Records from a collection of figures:
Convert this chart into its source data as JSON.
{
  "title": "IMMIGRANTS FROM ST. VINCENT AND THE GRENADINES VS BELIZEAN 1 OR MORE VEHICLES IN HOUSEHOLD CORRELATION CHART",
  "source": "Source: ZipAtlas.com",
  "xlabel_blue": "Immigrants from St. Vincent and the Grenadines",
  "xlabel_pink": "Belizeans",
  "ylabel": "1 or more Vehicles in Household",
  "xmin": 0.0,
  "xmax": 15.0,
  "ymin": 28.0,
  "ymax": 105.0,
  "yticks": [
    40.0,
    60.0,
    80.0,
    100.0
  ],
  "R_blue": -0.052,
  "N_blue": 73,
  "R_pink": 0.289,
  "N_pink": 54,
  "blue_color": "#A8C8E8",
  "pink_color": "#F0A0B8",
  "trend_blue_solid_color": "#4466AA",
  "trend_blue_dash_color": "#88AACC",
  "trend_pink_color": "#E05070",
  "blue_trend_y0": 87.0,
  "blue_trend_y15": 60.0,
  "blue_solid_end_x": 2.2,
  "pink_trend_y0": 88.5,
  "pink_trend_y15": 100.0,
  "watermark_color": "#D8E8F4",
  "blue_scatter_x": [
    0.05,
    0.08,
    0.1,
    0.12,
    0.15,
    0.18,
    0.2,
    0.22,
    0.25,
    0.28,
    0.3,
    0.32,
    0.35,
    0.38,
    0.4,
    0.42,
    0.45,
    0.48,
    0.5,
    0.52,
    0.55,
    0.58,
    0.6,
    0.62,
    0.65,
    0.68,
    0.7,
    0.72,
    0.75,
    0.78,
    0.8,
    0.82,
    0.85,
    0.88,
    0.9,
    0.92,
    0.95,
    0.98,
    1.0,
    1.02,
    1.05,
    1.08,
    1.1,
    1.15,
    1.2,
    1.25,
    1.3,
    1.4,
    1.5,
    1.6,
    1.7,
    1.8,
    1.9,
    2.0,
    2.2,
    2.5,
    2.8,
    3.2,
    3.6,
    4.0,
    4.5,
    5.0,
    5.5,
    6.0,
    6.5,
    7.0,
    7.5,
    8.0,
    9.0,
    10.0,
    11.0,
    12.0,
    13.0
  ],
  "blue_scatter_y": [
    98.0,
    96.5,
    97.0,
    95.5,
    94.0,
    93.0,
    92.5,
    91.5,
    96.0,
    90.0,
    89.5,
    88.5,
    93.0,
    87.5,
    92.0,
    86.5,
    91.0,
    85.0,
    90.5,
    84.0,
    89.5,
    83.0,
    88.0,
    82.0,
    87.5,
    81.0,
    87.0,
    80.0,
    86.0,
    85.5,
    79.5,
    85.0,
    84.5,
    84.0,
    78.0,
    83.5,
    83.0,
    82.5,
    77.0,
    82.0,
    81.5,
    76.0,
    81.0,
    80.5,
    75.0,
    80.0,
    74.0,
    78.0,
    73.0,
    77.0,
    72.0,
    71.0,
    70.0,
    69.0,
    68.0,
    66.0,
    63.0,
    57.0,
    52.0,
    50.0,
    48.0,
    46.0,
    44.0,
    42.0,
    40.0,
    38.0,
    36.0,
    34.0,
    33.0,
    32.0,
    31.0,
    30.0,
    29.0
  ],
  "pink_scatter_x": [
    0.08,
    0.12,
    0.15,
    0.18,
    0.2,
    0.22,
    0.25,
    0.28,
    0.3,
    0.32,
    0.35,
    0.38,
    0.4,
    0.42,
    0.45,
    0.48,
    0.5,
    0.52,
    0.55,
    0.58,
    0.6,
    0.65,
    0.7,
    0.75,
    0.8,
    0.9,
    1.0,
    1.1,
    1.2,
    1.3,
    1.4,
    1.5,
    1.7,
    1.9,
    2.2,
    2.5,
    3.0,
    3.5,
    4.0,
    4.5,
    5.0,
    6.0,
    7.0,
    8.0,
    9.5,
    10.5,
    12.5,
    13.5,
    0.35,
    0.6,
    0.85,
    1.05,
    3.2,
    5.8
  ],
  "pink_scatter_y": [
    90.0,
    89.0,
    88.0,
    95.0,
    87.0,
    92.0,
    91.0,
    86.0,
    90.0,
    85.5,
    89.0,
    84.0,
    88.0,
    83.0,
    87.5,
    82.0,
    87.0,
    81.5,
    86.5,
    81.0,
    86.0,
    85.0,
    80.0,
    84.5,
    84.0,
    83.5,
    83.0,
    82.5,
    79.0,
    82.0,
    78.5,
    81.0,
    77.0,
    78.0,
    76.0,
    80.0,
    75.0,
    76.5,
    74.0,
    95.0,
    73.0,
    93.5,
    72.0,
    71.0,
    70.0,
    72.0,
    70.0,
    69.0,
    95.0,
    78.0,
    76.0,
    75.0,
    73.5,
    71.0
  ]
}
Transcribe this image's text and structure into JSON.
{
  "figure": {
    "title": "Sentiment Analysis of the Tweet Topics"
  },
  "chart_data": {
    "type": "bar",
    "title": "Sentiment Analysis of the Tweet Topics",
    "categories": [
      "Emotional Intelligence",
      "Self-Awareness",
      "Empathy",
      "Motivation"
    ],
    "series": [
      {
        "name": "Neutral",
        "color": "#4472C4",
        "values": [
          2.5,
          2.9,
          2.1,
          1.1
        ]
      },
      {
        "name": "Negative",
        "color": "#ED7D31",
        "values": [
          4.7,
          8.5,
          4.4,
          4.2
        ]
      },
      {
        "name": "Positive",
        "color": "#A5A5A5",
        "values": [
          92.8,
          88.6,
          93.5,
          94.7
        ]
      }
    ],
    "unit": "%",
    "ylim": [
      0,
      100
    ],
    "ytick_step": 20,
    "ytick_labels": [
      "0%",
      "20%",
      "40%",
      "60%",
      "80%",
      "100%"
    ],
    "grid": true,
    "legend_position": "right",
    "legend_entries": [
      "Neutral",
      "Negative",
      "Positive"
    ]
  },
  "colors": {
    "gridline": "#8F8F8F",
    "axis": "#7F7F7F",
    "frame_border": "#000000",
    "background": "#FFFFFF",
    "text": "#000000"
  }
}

WORK TO BE COMPLETED -
Your task is to repeat the data exactly, with nothing left out.

TASK OUTPUT -
Convert this chart into its source data as JSON.
{
  "title": "IMMIGRANTS FROM ST. VINCENT AND THE GRENADINES VS BELIZEAN 1 OR MORE VEHICLES IN HOUSEHOLD CORRELATION CHART",
  "source": "Source: ZipAtlas.com",
  "xlabel_blue": "Immigrants from St. Vincent and the Grenadines",
  "xlabel_pink": "Belizeans",
  "ylabel": "1 or more Vehicles in Household",
  "xmin": 0.0,
  "xmax": 15.0,
  "ymin": 28.0,
  "ymax": 105.0,
  "yticks": [
    40.0,
    60.0,
    80.0,
    100.0
  ],
  "R_blue": -0.052,
  "N_blue": 73,
  "R_pink": 0.289,
  "N_pink": 54,
  "blue_color": "#A8C8E8",
  "pink_color": "#F0A0B8",
  "trend_blue_solid_color": "#4466AA",
  "trend_blue_dash_color": "#88AACC",
  "trend_pink_color": "#E05070",
  "blue_trend_y0": 87.0,
  "blue_trend_y15": 60.0,
  "blue_solid_end_x": 2.2,
  "pink_trend_y0": 88.5,
  "pink_trend_y15": 100.0,
  "watermark_color": "#D8E8F4",
  "blue_scatter_x": [
    0.05,
    0.08,
    0.1,
    0.12,
    0.15,
    0.18,
    0.2,
    0.22,
    0.25,
    0.28,
    0.3,
    0.32,
    0.35,
    0.38,
    0.4,
    0.42,
    0.45,
    0.48,
    0.5,
    0.52,
    0.55,
    0.58,
    0.6,
    0.62,
    0.65,
    0.68,
    0.7,
    0.72,
    0.75,
    0.78,
    0.8,
    0.82,
    0.85,
    0.88,
    0.9,
    0.92,
    0.95,
    0.98,
    1.0,
    1.02,
    1.05,
    1.08,
    1.1,
    1.15,
    1.2,
    1.25,
    1.3,
    1.4,
    1.5,
    1.6,
    1.7,
    1.8,
    1.9,
    2.0,
    2.2,
    2.5,
    2.8,
    3.2,
    3.6,
    4.0,
    4.5,
    5.0,
    5.5,
    6.0,
    6.5,
    7.0,
    7.5,
    8.0,
    9.0,
    10.0,
    11.0,
    12.0,
    13.0
  ],
  "blue_scatter_y": [
    98.0,
    96.5,
    97.0,
    95.5,
    94.0,
    93.0,
    92.5,
    91.5,
    96.0,
    90.0,
    89.5,
    88.5,
    93.0,
    87.5,
    92.0,
    86.5,
    91.0,
    85.0,
    90.5,
    84.0,
    89.5,
    83.0,
    88.0,
    82.0,
    87.5,
    81.0,
    87.0,
    80.0,
    86.0,
    85.5,
    79.5,
    85.0,
    84.5,
    84.0,
    78.0,
    83.5,
    83.0,
    82.5,
    77.0,
    82.0,
    81.5,
    76.0,
    81.0,
    80.5,
    75.0,
    80.0,
    74.0,
    78.0,
    73.0,
    77.0,
    72.0,
    71.0,
    70.0,
    69.0,
    68.0,
    66.0,
    63.0,
    57.0,
    52.0,
    50.0,
    48.0,
    46.0,
    44.0,
    42.0,
    40.0,
    38.0,
    36.0,
    34.0,
    33.0,
    32.0,
    31.0,
    30.0,
    29.0
  ],
  "pink_scatter_x": [
    0.08,
    0.12,
    0.15,
    0.18,
    0.2,
    0.22,
    0.25,
    0.28,
    0.3,
    0.32,
    0.35,
    0.38,
    0.4,
    0.42,
    0.45,
    0.48,
    0.5,
    0.52,
    0.55,
    0.58,
    0.6,
    0.65,
    0.7,
    0.75,
    0.8,
    0.9,
    1.0,
    1.1,
    1.2,
    1.3,
    1.4,
    1.5,
    1.7,
    1.9,
    2.2,
    2.5,
    3.0,
    3.5,
    4.0,
    4.5,
    5.0,
    6.0,
    7.0,
    8.0,
    9.5,
    10.5,
    12.5,
    13.5,
    0.35,
    0.6,
    0.85,
    1.05,
    3.2,
    5.8
  ],
  "pink_scatter_y": [
    90.0,
    89.0,
    88.0,
    95.0,
    87.0,
    92.0,
    91.0,
    86.0,
    90.0,
    85.5,
    89.0,
    84.0,
    88.0,
    83.0,
    87.5,
    82.0,
    87.0,
    81.5,
    86.5,
    81.0,
    86.0,
    85.0,
    80.0,
    84.5,
    84.0,
    83.5,
    83.0,
    82.5,
    79.0,
    82.0,
    78.5,
    81.0,
    77.0,
    78.0,
    76.0,
    80.0,
    75.0,
    76.5,
    74.0,
    95.0,
    73.0,
    93.5,
    72.0,
    71.0,
    70.0,
    72.0,
    70.0,
    69.0,
    95.0,
    78.0,
    76.0,
    75.0,
    73.5,
    71.0
  ]
}
Transcribe this image's text and structure into JSON.
{
  "figure": {
    "title": "Sentiment Analysis of the Tweet Topics"
  },
  "chart_data": {
    "type": "bar",
    "title": "Sentiment Analysis of the Tweet Topics",
    "categories": [
      "Emotional Intelligence",
      "Self-Awareness",
      "Empathy",
      "Motivation"
    ],
    "series": [
      {
        "name": "Neutral",
        "color": "#4472C4",
        "values": [
          2.5,
          2.9,
          2.1,
          1.1
        ]
      },
      {
        "name": "Negative",
        "color": "#ED7D31",
        "values": [
          4.7,
          8.5,
          4.4,
          4.2
        ]
      },
      {
        "name": "Positive",
        "color": "#A5A5A5",
        "values": [
          92.8,
          88.6,
          93.5,
          94.7
        ]
      }
    ],
    "unit": "%",
    "ylim": [
      0,
      100
    ],
    "ytick_step": 20,
    "ytick_labels": [
      "0%",
      "20%",
      "40%",
      "60%",
      "80%",
      "100%"
    ],
    "grid": true,
    "legend_position": "right",
    "legend_entries": [
      "Neutral",
      "Negative",
      "Positive"
    ]
  },
  "colors": {
    "gridline": "#8F8F8F",
    "axis": "#7F7F7F",
    "frame_border": "#000000",
    "background": "#FFFFFF",
    "text": "#000000"
  }
}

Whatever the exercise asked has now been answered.